(Objective): Write out the whole listing again, exactly as given.

[Dataset entries on figures]
-------------------------
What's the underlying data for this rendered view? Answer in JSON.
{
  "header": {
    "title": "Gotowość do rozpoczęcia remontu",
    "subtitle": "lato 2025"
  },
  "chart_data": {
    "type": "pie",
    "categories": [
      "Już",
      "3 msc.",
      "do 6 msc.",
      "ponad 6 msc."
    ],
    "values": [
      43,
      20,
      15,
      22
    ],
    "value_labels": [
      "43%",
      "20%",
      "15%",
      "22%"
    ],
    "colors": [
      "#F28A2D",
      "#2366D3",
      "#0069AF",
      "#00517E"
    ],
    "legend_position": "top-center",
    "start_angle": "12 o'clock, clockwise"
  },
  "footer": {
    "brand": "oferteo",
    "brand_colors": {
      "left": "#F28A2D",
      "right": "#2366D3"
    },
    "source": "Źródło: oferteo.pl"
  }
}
-------------------------
(Worked solution):
What's the underlying data for this rendered view? Answer in JSON.
{
  "header": {
    "title": "Gotowość do rozpoczęcia remontu",
    "subtitle": "lato 2025"
  },
  "chart_data": {
    "type": "pie",
    "categories": [
      "Już",
      "3 msc.",
      "do 6 msc.",
      "ponad 6 msc."
    ],
    "values": [
      43,
      20,
      15,
      22
    ],
    "value_labels": [
      "43%",
      "20%",
      "15%",
      "22%"
    ],
    "colors": [
      "#F28A2D",
      "#2366D3",
      "#0069AF",
      "#00517E"
    ],
    "legend_position": "top-center",
    "start_angle": "12 o'clock, clockwise"
  },
  "footer": {
    "brand": "oferteo",
    "brand_colors": {
      "left": "#F28A2D",
      "right": "#2366D3"
    },
    "source": "Źródło: oferteo.pl"
  }
}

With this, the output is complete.